→ **GIVEN PROBLEM**
Output the lines that follow exactly as they are.

----

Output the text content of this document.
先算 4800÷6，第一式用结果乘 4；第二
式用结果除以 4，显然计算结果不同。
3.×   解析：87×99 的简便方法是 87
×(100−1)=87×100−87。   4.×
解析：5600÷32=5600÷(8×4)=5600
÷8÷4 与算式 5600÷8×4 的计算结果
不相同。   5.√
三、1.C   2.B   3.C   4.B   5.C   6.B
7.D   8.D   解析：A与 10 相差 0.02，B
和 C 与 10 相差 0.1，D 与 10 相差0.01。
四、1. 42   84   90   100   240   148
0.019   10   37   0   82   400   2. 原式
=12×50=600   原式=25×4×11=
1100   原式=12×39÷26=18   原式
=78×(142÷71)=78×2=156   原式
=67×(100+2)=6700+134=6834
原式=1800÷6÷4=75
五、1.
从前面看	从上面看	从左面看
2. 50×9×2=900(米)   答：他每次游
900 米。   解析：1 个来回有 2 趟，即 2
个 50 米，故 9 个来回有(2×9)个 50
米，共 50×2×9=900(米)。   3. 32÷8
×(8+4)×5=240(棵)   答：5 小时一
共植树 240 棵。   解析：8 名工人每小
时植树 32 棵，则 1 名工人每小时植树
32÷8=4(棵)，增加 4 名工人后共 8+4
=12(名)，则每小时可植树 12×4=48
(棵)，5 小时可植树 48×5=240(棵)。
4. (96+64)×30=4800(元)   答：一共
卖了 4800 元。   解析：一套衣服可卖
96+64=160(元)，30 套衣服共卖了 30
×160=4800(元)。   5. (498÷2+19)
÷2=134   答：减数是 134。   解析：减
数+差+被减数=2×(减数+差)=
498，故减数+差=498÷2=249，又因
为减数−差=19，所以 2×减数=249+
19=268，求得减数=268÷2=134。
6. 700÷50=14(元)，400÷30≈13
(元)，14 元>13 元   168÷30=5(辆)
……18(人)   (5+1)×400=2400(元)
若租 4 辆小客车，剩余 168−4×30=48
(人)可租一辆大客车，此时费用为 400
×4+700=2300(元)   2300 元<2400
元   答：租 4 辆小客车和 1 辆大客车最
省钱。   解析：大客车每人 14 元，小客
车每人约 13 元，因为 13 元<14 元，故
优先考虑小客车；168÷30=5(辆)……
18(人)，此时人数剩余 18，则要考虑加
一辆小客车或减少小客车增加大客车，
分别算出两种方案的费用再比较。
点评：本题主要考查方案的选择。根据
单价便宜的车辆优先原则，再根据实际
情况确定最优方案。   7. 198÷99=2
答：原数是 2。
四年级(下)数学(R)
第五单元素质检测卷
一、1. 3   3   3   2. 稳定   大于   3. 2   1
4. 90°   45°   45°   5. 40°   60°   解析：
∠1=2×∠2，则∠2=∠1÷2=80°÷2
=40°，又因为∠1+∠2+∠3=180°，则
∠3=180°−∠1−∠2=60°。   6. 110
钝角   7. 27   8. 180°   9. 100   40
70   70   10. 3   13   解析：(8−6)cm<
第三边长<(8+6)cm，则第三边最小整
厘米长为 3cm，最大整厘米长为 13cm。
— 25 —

----

→ **FULL SOLUTION**
Output the text content of this document.
先算 4800÷6，第一式用结果乘 4；第二
式用结果除以 4，显然计算结果不同。
3.×   解析：87×99 的简便方法是 87
×(100−1)=87×100−87。   4.×
解析：5600÷32=5600÷(8×4)=5600
÷8÷4 与算式 5600÷8×4 的计算结果
不相同。   5.√
三、1.C   2.B   3.C   4.B   5.C   6.B
7.D   8.D   解析：A与 10 相差 0.02，B
和 C 与 10 相差 0.1，D 与 10 相差0.01。
四、1. 42   84   90   100   240   148
0.019   10   37   0   82   400   2. 原式
=12×50=600   原式=25×4×11=
1100   原式=12×39÷26=18   原式
=78×(142÷71)=78×2=156   原式
=67×(100+2)=6700+134=6834
原式=1800÷6÷4=75
五、1.
从前面看	从上面看	从左面看
2. 50×9×2=900(米)   答：他每次游
900 米。   解析：1 个来回有 2 趟，即 2
个 50 米，故 9 个来回有(2×9)个 50
米，共 50×2×9=900(米)。   3. 32÷8
×(8+4)×5=240(棵)   答：5 小时一
共植树 240 棵。   解析：8 名工人每小
时植树 32 棵，则 1 名工人每小时植树
32÷8=4(棵)，增加 4 名工人后共 8+4
=12(名)，则每小时可植树 12×4=48
(棵)，5 小时可植树 48×5=240(棵)。
4. (96+64)×30=4800(元)   答：一共
卖了 4800 元。   解析：一套衣服可卖
96+64=160(元)，30 套衣服共卖了 30
×160=4800(元)。   5. (498÷2+19)
÷2=134   答：减数是 134。   解析：减
数+差+被减数=2×(减数+差)=
498，故减数+差=498÷2=249，又因
为减数−差=19，所以 2×减数=249+
19=268，求得减数=268÷2=134。
6. 700÷50=14(元)，400÷30≈13
(元)，14 元>13 元   168÷30=5(辆)
……18(人)   (5+1)×400=2400(元)
若租 4 辆小客车，剩余 168−4×30=48
(人)可租一辆大客车，此时费用为 400
×4+700=2300(元)   2300 元<2400
元   答：租 4 辆小客车和 1 辆大客车最
省钱。   解析：大客车每人 14 元，小客
车每人约 13 元，因为 13 元<14 元，故
优先考虑小客车；168÷30=5(辆)……
18(人)，此时人数剩余 18，则要考虑加
一辆小客车或减少小客车增加大客车，
分别算出两种方案的费用再比较。
点评：本题主要考查方案的选择。根据
单价便宜的车辆优先原则，再根据实际
情况确定最优方案。   7. 198÷99=2
答：原数是 2。
四年级(下)数学(R)
第五单元素质检测卷
一、1. 3   3   3   2. 稳定   大于   3. 2   1
4. 90°   45°   45°   5. 40°   60°   解析：
∠1=2×∠2，则∠2=∠1÷2=80°÷2
=40°，又因为∠1+∠2+∠3=180°，则
∠3=180°−∠1−∠2=60°。   6. 110
钝角   7. 27   8. 180°   9. 100   40
70   70   10. 3   13   解析：(8−6)cm<
第三边长<(8+6)cm，则第三边最小整
厘米长为 3cm，最大整厘米长为 13cm。
— 25 —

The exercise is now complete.